> _INFORMATION SHOWN_
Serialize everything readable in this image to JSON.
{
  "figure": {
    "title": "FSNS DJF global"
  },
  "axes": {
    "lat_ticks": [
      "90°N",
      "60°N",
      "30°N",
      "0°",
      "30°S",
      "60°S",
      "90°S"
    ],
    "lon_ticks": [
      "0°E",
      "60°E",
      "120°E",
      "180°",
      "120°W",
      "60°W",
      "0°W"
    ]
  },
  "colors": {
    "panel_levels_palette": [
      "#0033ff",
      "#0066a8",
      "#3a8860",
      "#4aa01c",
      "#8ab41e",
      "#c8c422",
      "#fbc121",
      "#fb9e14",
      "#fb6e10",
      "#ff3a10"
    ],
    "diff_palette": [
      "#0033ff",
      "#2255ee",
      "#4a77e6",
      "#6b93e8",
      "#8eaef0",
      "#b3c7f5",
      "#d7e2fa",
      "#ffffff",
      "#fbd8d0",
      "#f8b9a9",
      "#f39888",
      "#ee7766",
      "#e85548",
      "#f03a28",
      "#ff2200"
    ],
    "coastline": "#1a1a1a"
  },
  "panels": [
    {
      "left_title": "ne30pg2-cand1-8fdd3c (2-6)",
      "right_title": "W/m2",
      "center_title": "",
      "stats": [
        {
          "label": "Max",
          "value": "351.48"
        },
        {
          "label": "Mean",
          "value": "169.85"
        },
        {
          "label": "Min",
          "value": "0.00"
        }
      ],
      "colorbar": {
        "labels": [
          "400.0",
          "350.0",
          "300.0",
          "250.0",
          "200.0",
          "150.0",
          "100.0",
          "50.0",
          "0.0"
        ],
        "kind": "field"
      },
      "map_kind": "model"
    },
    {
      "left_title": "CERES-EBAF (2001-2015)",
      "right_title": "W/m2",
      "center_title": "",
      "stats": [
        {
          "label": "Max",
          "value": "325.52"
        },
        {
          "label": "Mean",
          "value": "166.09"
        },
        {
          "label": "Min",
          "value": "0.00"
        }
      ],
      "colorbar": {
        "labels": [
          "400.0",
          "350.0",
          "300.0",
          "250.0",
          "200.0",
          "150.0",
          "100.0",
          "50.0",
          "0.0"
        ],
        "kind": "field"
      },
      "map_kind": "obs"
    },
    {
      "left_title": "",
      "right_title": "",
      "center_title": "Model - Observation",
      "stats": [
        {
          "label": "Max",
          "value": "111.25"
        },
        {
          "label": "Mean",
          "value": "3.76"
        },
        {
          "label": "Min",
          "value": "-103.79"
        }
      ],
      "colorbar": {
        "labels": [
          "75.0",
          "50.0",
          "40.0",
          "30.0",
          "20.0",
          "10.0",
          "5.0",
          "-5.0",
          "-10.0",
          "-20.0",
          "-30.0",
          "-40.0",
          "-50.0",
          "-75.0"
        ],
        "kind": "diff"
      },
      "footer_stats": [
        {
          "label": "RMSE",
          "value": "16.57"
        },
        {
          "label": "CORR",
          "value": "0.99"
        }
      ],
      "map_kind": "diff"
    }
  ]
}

> _WRITTEN EXERCISE_
Find every line that holds "value" and copy it.

> _OUTPUT_
          "value": "351.48"
          "value": "169.85"
          "value": "0.00"
          "value": "325.52"
          "value": "166.09"
          "value": "0.00"
          "value": "111.25"
          "value": "3.76"
          "value": "-103.79"
          "value": "16.57"
          "value": "0.99"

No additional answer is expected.